■ To be done
Each record needs to be echoed exactly; can you do that?

Data entries

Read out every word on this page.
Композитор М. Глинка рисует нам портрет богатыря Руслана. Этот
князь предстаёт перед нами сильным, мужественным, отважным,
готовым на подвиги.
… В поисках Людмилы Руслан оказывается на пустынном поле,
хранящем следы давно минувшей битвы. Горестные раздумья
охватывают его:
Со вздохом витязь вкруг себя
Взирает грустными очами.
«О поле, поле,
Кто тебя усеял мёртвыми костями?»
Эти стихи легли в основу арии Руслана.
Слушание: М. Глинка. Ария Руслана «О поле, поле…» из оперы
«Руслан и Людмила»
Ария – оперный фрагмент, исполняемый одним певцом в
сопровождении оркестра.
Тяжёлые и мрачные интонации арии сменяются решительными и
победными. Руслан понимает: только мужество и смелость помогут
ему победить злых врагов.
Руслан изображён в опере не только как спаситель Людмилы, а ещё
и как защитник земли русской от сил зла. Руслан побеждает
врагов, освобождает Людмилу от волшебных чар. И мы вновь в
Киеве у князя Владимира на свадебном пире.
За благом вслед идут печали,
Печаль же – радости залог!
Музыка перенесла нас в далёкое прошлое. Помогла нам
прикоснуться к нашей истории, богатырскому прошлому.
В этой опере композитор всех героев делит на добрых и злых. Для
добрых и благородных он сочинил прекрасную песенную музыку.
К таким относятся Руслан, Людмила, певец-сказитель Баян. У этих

■ Response below
Read out every word on this page.
Композитор М. Глинка рисует нам портрет богатыря Руслана. Этот
князь предстаёт перед нами сильным, мужественным, отважным,
готовым на подвиги.
… В поисках Людмилы Руслан оказывается на пустынном поле,
хранящем следы давно минувшей битвы. Горестные раздумья
охватывают его:
Со вздохом витязь вкруг себя
Взирает грустными очами.
«О поле, поле,
Кто тебя усеял мёртвыми костями?»
Эти стихи легли в основу арии Руслана.
Слушание: М. Глинка. Ария Руслана «О поле, поле…» из оперы
«Руслан и Людмила»
Ария – оперный фрагмент, исполняемый одним певцом в
сопровождении оркестра.
Тяжёлые и мрачные интонации арии сменяются решительными и
победными. Руслан понимает: только мужество и смелость помогут
ему победить злых врагов.
Руслан изображён в опере не только как спаситель Людмилы, а ещё
и как защитник земли русской от сил зла. Руслан побеждает
врагов, освобождает Людмилу от волшебных чар. И мы вновь в
Киеве у князя Владимира на свадебном пире.
За благом вслед идут печали,
Печаль же – радости залог!
Музыка перенесла нас в далёкое прошлое. Помогла нам
прикоснуться к нашей истории, богатырскому прошлому.
В этой опере композитор всех героев делит на добрых и злых. Для
добрых и благородных он сочинил прекрасную песенную музыку.
К таким относятся Руслан, Людмила, певец-сказитель Баян. У этих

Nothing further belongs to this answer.